= DESCRIPTION OF THE TASK =
Write out each line exactly as given. Leave the pictures out of your copy.

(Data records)
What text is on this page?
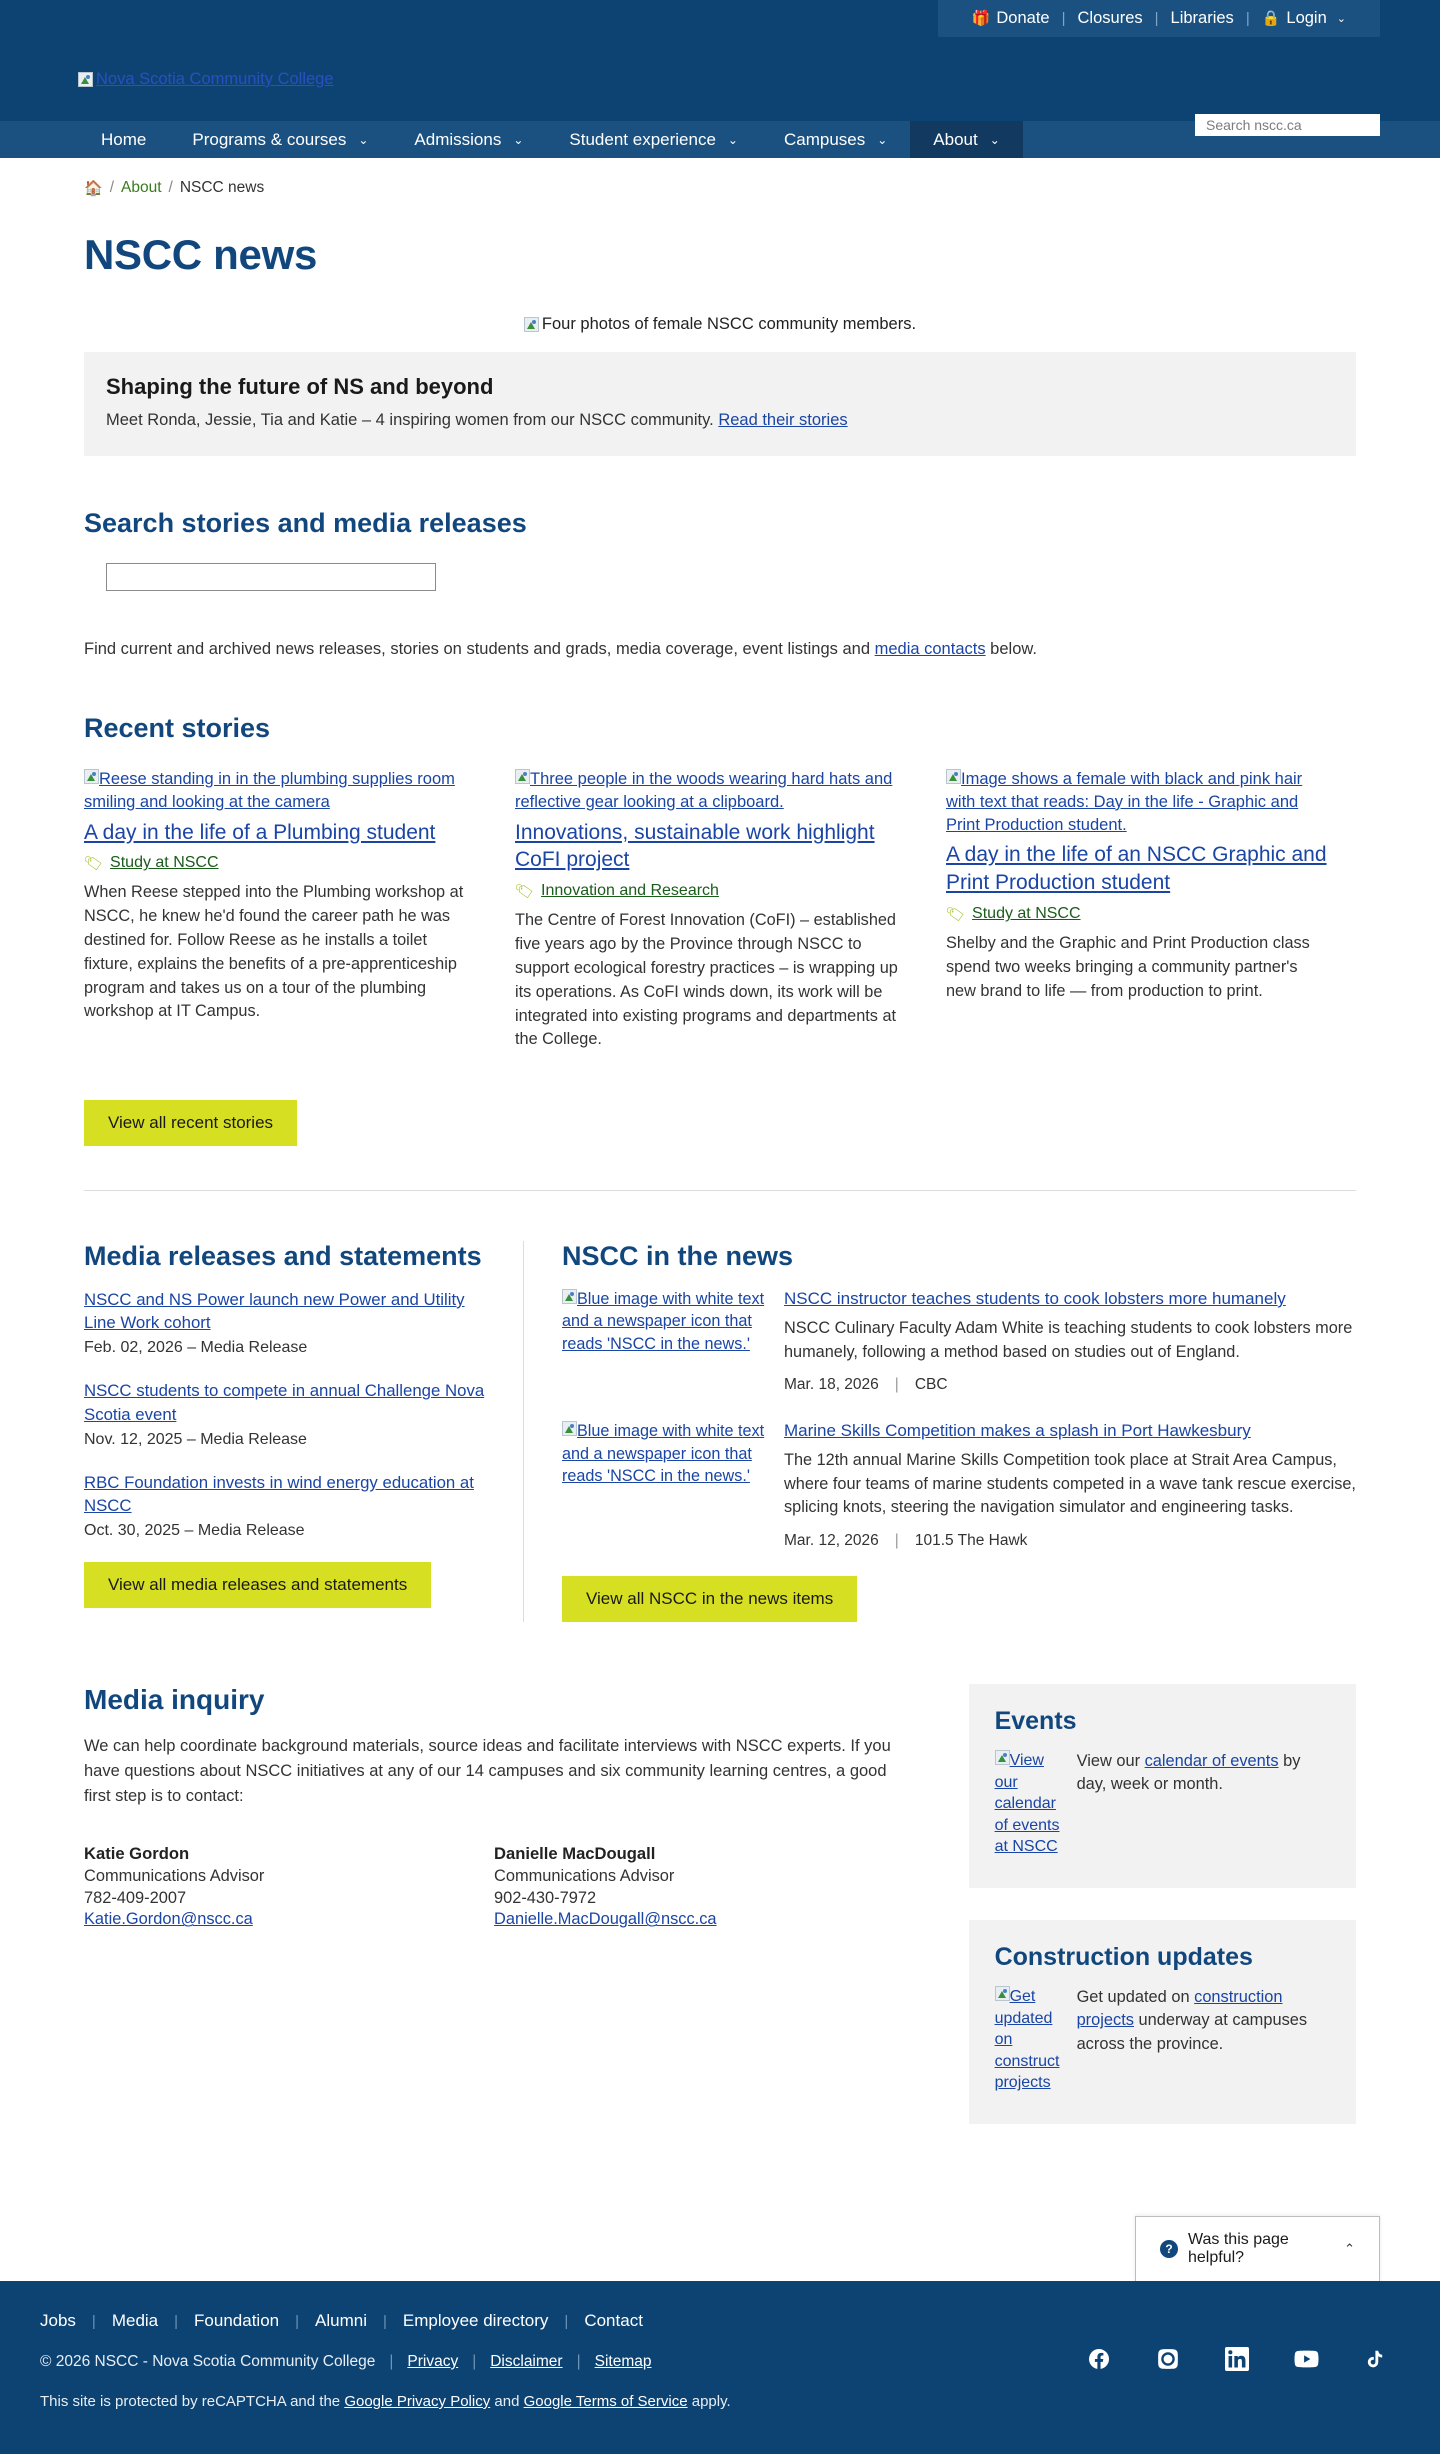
🎁 Donate | Closures | Libraries | 🔒 Login ⌄
Nova Scotia Community College
Search nscc.ca
Home	Programs & courses ⌄	Admissions ⌄	Student experience ⌄	Campuses ⌄	About ⌄
🏠 / About / NSCC news
NSCC news
Four photos of female NSCC community members.
Shaping the future of NS and beyond

Meet Ronda, Jessie, Tia and Katie – 4 inspiring women from our NSCC community. Read their stories

Search stories and media releases

Find current and archived news releases, stories on students and grads, media coverage, event listings and media contacts below.

Recent stories
Reese standing in in the plumbing supplies room smiling and looking at the camera
A day in the life of a Plumbing student
🏷 Study at NSCC

When Reese stepped into the Plumbing workshop at NSCC, he knew he'd found the career path he was destined for. Follow Reese as he installs a toilet fixture, explains the benefits of a pre-apprenticeship program and takes us on a tour of the plumbing workshop at IT Campus.

Three people in the woods wearing hard hats and reflective gear looking at a clipboard.
Innovations, sustainable work highlight CoFI project
🏷 Innovation and Research

The Centre of Forest Innovation (CoFI) – established five years ago by the Province through NSCC to support ecological forestry practices – is wrapping up its operations. As CoFI winds down, its work will be integrated into existing programs and departments at the College.

Image shows a female with black and pink hair with text that reads: Day in the life - Graphic and Print Production student.
A day in the life of an NSCC Graphic and Print Production student
🏷 Study at NSCC

Shelby and the Graphic and Print Production class spend two weeks bringing a community partner's new brand to life — from production to print.

View all recent stories
Media releases and statements
NSCC and NS Power launch new Power and Utility Line Work cohort
Feb. 02, 2026 – Media Release
NSCC students to compete in annual Challenge Nova Scotia event
Nov. 12, 2025 – Media Release
RBC Foundation invests in wind energy education at NSCC
Oct. 30, 2025 – Media Release
View all media releases and statements
NSCC in the news
Blue image with white text and a newspaper icon that reads 'NSCC in the news.'
NSCC instructor teaches students to cook lobsters more humanely

NSCC Culinary Faculty Adam White is teaching students to cook lobsters more humanely, following a method based on studies out of England.

Mar. 18, 2026 | CBC
Blue image with white text and a newspaper icon that reads 'NSCC in the news.'
Marine Skills Competition makes a splash in Port Hawkesbury

The 12th annual Marine Skills Competition took place at Strait Area Campus, where four teams of marine students competed in a wave tank rescue exercise, splicing knots, steering the navigation simulator and engineering tasks.

Mar. 12, 2026 | 101.5 The Hawk
View all NSCC in the news items
Media inquiry

We can help coordinate background materials, source ideas and facilitate interviews with NSCC experts. If you have questions about NSCC initiatives at any of our 14 campuses and six community learning centres, a good first step is to contact:

Katie Gordon
Communications Advisor
782-409-2007
Katie.Gordon@nscc.ca
Danielle MacDougall
Communications Advisor
902-430-7972
Danielle.MacDougall@nscc.ca
Events
View our calendar of events at NSCC

View our calendar of events by day, week or month.

Construction updates
Get updated on construct projects

Get updated on construction projects underway at campuses across the province.

?
Was this page helpful?
⌃
Jobs	| Media	| Foundation	| Alumni	| Employee directory	| Contact
© 2026 NSCC - Nova Scotia Community College | Privacy | Disclaimer | Sitemap
This site is protected by reCAPTCHA and the Google Privacy Policy and Google Terms of Service apply.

= OUTPUT OF THE EXERCISE =
What text is on this page?
🎁 Donate | Closures | Libraries | 🔒 Login ⌄
Nova Scotia Community College
Search nscc.ca
Home	Programs & courses ⌄	Admissions ⌄	Student experience ⌄	Campuses ⌄	About ⌄
🏠 / About / NSCC news
NSCC news
Four photos of female NSCC community members.
Shaping the future of NS and beyond

Meet Ronda, Jessie, Tia and Katie – 4 inspiring women from our NSCC community. Read their stories

Search stories and media releases

Find current and archived news releases, stories on students and grads, media coverage, event listings and media contacts below.

Recent stories
Reese standing in in the plumbing supplies room smiling and looking at the camera
A day in the life of a Plumbing student
🏷 Study at NSCC

When Reese stepped into the Plumbing workshop at NSCC, he knew he'd found the career path he was destined for. Follow Reese as he installs a toilet fixture, explains the benefits of a pre-apprenticeship program and takes us on a tour of the plumbing workshop at IT Campus.

Three people in the woods wearing hard hats and reflective gear looking at a clipboard.
Innovations, sustainable work highlight CoFI project
🏷 Innovation and Research

The Centre of Forest Innovation (CoFI) – established five years ago by the Province through NSCC to support ecological forestry practices – is wrapping up its operations. As CoFI winds down, its work will be integrated into existing programs and departments at the College.

Image shows a female with black and pink hair with text that reads: Day in the life - Graphic and Print Production student.
A day in the life of an NSCC Graphic and Print Production student
🏷 Study at NSCC

Shelby and the Graphic and Print Production class spend two weeks bringing a community partner's new brand to life — from production to print.

View all recent stories
Media releases and statements
NSCC and NS Power launch new Power and Utility Line Work cohort
Feb. 02, 2026 – Media Release
NSCC students to compete in annual Challenge Nova Scotia event
Nov. 12, 2025 – Media Release
RBC Foundation invests in wind energy education at NSCC
Oct. 30, 2025 – Media Release
View all media releases and statements
NSCC in the news
Blue image with white text and a newspaper icon that reads 'NSCC in the news.'
NSCC instructor teaches students to cook lobsters more humanely

NSCC Culinary Faculty Adam White is teaching students to cook lobsters more humanely, following a method based on studies out of England.

Mar. 18, 2026 | CBC
Blue image with white text and a newspaper icon that reads 'NSCC in the news.'
Marine Skills Competition makes a splash in Port Hawkesbury

The 12th annual Marine Skills Competition took place at Strait Area Campus, where four teams of marine students competed in a wave tank rescue exercise, splicing knots, steering the navigation simulator and engineering tasks.

Mar. 12, 2026 | 101.5 The Hawk
View all NSCC in the news items
Media inquiry

We can help coordinate background materials, source ideas and facilitate interviews with NSCC experts. If you have questions about NSCC initiatives at any of our 14 campuses and six community learning centres, a good first step is to contact:

Katie Gordon
Communications Advisor
782-409-2007
Katie.Gordon@nscc.ca
Danielle MacDougall
Communications Advisor
902-430-7972
Danielle.MacDougall@nscc.ca
Events
View our calendar of events at NSCC

View our calendar of events by day, week or month.

Construction updates
Get updated on construct projects

Get updated on construction projects underway at campuses across the province.

?
Was this page helpful?
⌃
Jobs	| Media	| Foundation	| Alumni	| Employee directory	| Contact
© 2026 NSCC - Nova Scotia Community College | Privacy | Disclaimer | Sitemap
This site is protected by reCAPTCHA and the Google Privacy Policy and Google Terms of Service apply.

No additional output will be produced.